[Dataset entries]
/---

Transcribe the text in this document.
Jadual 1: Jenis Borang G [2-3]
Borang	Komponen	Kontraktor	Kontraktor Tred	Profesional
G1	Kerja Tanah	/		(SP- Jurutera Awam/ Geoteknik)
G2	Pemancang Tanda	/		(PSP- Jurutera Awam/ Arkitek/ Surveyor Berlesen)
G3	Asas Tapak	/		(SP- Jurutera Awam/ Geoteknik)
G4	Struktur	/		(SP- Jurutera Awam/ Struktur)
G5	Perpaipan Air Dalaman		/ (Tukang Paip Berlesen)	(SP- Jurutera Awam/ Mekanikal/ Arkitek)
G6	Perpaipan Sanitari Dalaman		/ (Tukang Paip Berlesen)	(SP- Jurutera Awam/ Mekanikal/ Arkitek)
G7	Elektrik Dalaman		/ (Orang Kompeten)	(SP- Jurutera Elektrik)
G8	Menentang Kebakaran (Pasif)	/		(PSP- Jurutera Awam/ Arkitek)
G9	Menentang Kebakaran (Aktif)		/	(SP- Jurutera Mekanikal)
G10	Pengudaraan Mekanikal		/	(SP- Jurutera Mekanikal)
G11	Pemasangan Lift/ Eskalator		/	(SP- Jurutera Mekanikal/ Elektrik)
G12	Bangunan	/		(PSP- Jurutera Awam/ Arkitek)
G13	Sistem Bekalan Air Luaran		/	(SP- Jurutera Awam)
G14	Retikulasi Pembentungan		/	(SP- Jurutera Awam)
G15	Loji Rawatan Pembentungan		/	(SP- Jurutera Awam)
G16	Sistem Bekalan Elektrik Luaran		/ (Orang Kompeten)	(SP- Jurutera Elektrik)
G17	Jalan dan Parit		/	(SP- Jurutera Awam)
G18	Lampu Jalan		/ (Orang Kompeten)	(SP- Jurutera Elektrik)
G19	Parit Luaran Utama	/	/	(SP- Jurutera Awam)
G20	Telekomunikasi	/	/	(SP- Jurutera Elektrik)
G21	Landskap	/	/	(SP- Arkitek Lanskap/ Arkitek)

\---

PROBLEM ::
For each line of the listing that holds the word "Berlesen", show that line.

EXERCISE OUTPUT ::
G2	Pemancang Tanda	/		(PSP- Jurutera Awam/ Arkitek/ Surveyor Berlesen)
G5	Perpaipan Air Dalaman		/ (Tukang Paip Berlesen)	(SP- Jurutera Awam/ Mekanikal/ Arkitek)
G6	Perpaipan Sanitari Dalaman		/ (Tukang Paip Berlesen)	(SP- Jurutera Awam/ Mekanikal/ Arkitek)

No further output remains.